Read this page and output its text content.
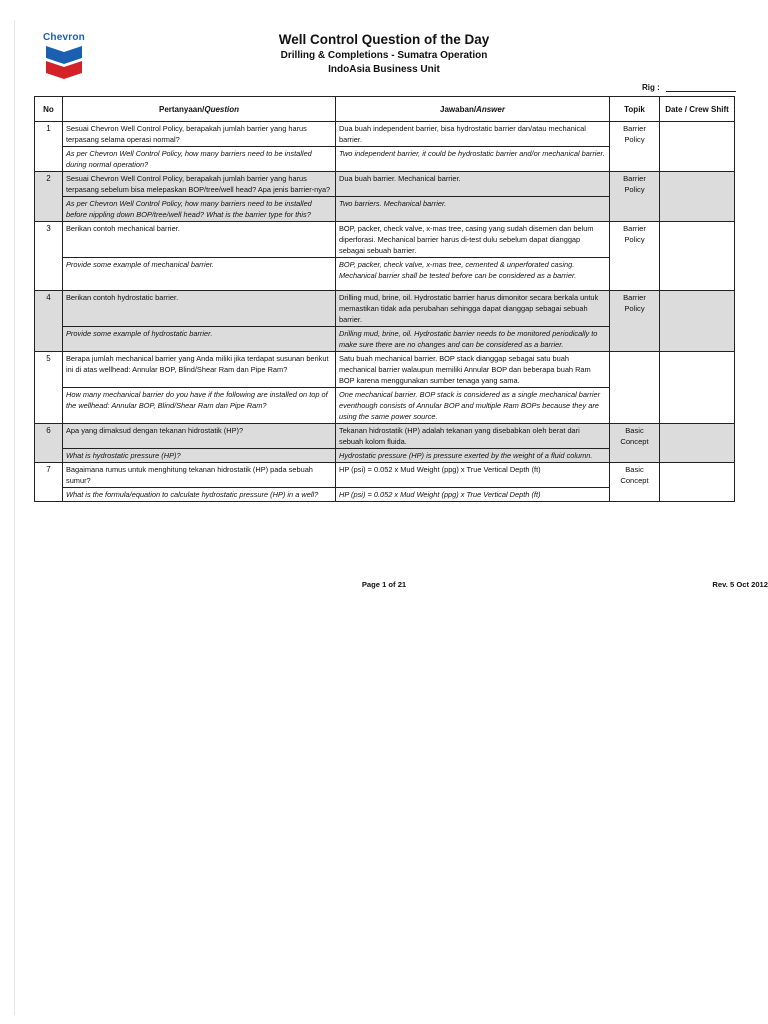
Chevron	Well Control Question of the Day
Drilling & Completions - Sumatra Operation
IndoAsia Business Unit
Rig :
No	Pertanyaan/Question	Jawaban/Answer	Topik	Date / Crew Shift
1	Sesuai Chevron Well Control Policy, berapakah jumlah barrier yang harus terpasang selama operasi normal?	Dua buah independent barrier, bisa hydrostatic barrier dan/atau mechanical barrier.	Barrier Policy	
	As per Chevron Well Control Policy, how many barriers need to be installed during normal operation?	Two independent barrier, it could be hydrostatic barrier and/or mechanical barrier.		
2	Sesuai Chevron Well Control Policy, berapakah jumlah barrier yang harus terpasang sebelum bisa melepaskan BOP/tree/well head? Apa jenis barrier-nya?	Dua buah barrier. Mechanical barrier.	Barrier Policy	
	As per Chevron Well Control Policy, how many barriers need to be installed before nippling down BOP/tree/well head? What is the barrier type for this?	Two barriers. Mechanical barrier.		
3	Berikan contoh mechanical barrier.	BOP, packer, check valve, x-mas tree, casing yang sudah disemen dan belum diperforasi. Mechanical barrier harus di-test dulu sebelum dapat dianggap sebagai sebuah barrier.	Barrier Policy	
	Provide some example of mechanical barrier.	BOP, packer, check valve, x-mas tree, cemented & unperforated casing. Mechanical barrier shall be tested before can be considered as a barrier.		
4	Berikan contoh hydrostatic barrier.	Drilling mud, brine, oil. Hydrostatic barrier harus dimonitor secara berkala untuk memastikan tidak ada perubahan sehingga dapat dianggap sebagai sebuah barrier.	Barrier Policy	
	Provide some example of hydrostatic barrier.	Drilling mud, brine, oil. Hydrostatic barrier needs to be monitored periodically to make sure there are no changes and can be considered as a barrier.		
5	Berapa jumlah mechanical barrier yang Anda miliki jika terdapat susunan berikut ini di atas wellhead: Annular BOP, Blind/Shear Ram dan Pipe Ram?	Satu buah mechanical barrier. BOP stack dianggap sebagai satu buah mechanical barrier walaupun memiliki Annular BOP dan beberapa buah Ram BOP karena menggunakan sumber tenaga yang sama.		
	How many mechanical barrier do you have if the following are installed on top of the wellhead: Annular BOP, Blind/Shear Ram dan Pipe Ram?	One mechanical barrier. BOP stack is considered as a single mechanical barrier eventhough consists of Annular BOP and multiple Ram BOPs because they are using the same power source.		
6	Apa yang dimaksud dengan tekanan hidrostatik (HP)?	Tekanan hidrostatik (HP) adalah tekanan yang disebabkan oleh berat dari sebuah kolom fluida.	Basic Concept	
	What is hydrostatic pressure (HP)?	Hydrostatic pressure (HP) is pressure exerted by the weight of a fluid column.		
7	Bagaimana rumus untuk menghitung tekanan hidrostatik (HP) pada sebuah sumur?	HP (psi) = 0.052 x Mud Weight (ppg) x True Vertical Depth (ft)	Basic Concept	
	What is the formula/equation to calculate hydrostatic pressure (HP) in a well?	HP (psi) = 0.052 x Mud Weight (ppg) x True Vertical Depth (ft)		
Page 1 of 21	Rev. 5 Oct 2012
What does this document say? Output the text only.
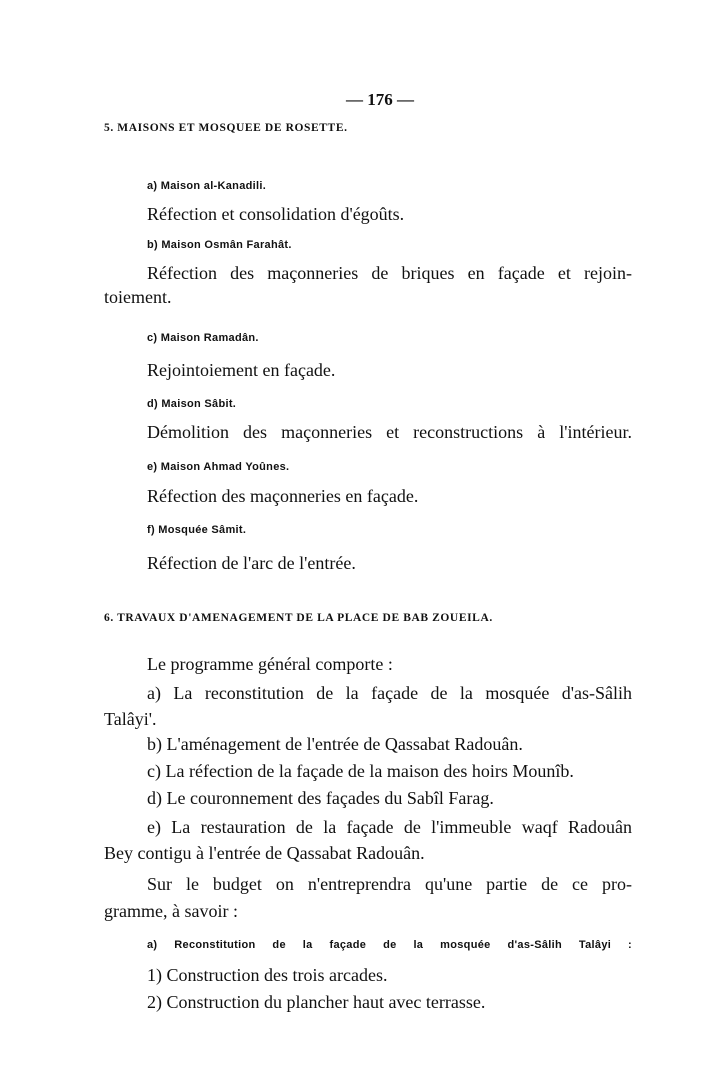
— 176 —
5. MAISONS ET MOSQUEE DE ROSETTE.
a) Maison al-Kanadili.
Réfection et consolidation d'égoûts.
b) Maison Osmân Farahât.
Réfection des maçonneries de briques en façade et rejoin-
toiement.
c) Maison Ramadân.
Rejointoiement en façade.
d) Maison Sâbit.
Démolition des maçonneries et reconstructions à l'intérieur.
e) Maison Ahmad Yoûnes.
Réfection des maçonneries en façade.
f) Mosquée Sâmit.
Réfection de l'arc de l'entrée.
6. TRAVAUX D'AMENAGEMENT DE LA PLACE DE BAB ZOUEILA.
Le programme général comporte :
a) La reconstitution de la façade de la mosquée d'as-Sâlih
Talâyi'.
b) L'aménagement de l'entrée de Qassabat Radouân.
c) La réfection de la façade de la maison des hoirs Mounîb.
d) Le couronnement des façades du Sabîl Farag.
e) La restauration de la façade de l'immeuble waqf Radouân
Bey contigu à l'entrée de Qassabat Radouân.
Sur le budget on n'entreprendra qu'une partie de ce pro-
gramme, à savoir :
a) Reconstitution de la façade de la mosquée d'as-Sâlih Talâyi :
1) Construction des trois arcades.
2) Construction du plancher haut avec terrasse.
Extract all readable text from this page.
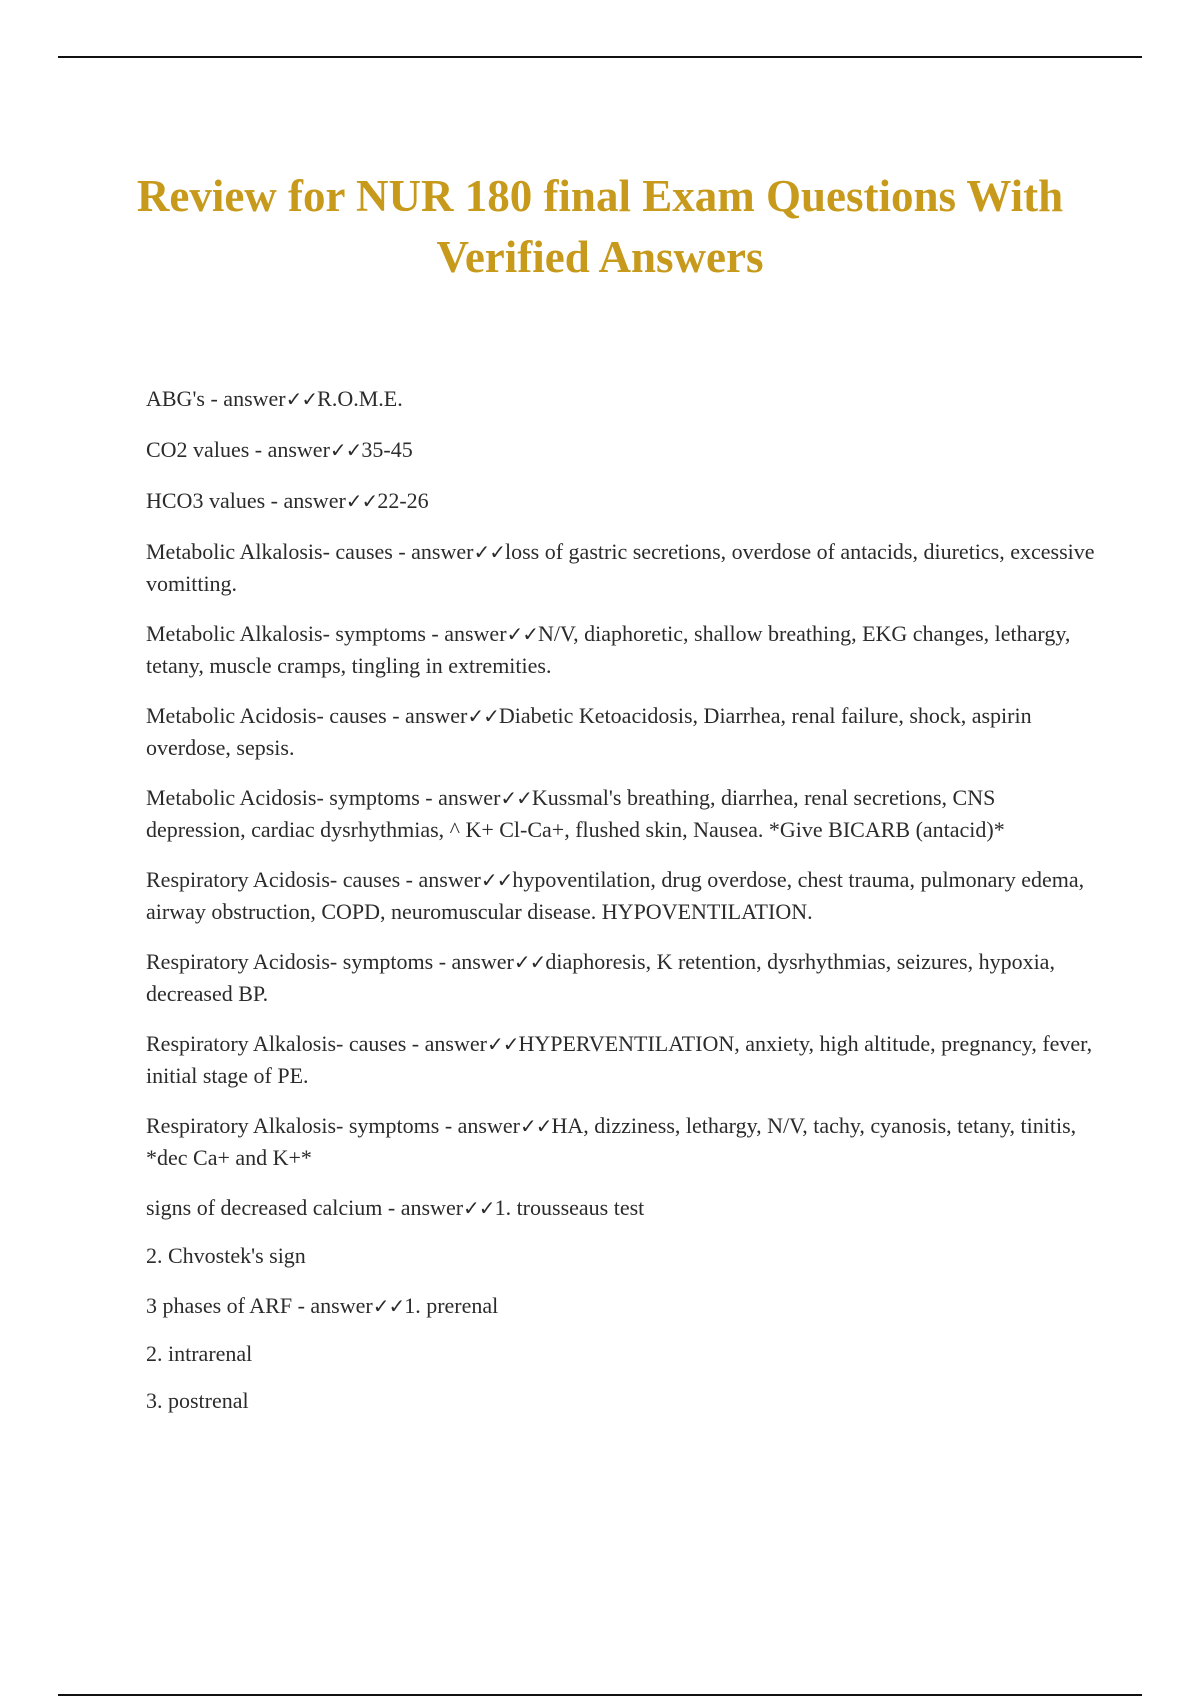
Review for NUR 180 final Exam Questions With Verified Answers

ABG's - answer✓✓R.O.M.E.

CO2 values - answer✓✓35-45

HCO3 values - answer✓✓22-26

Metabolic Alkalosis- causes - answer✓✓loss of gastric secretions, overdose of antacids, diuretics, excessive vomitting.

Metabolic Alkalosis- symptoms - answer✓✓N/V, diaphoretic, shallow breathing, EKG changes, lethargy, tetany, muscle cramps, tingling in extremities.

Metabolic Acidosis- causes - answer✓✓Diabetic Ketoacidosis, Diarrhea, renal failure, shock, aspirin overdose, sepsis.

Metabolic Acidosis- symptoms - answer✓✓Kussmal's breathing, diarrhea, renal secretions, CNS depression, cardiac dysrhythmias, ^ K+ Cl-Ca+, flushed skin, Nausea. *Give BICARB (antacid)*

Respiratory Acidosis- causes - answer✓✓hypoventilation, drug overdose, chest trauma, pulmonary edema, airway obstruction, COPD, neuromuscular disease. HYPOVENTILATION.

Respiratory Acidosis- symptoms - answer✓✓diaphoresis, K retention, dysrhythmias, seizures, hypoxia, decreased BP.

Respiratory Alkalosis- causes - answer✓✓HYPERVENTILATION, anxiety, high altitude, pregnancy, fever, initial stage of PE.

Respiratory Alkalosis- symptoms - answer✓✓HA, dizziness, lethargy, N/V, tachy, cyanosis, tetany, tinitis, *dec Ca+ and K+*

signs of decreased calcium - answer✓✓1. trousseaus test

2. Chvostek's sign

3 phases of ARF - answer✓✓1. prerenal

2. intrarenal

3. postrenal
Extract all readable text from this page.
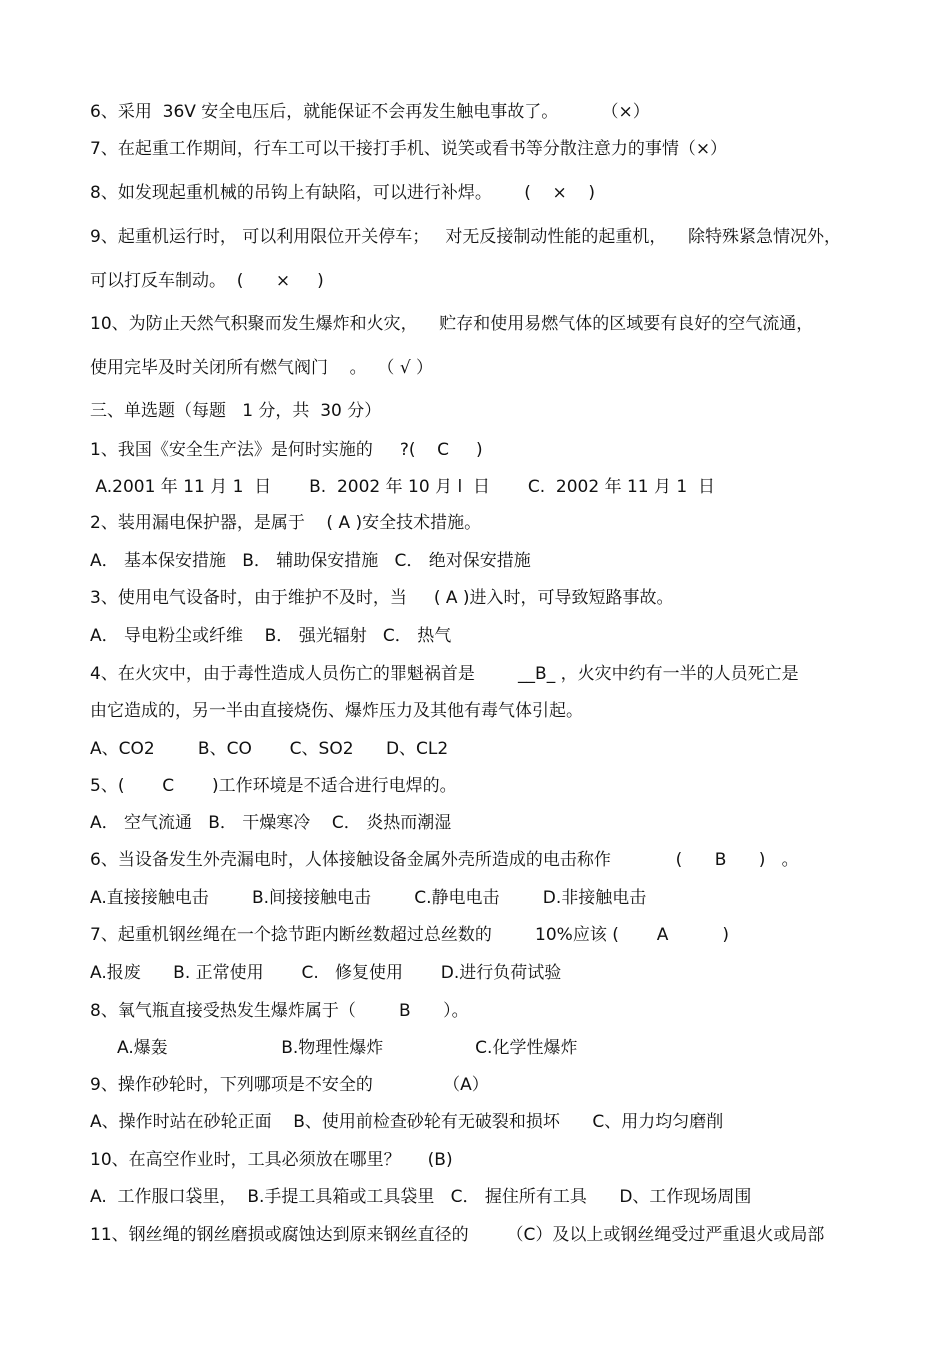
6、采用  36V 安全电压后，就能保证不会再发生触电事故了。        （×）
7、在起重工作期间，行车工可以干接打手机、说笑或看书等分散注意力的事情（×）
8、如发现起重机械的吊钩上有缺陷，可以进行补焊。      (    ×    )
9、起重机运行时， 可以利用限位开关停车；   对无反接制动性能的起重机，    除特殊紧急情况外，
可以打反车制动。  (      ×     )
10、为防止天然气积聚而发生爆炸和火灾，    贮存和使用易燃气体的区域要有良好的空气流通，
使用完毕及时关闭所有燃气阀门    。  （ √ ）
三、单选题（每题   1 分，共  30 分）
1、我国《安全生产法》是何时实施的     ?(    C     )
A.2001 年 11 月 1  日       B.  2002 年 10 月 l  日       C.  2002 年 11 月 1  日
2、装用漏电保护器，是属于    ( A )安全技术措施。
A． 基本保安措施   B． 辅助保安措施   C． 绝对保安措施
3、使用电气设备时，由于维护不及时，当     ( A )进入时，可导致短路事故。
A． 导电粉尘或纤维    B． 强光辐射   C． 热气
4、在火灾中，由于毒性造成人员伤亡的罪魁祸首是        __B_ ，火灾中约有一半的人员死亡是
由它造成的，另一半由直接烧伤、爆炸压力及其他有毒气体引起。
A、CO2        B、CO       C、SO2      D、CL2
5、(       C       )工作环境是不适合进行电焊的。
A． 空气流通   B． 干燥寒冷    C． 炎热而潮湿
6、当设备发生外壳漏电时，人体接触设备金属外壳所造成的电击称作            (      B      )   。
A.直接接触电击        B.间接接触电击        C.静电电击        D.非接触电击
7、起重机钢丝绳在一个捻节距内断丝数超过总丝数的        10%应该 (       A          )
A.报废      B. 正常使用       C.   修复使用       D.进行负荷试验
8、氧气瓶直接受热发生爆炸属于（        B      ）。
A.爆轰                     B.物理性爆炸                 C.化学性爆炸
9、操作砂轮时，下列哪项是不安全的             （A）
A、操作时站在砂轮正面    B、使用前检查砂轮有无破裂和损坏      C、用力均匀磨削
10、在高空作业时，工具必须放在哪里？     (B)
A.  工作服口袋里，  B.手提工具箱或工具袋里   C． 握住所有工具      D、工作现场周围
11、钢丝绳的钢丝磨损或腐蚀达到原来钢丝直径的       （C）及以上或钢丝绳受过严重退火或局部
-*-*-
### Short exercise
Extract every line containing the string "values" from the data above.

### Exercise solution
CO2 values - answer✓✓35-45
HCO3 values - answer✓✓22-26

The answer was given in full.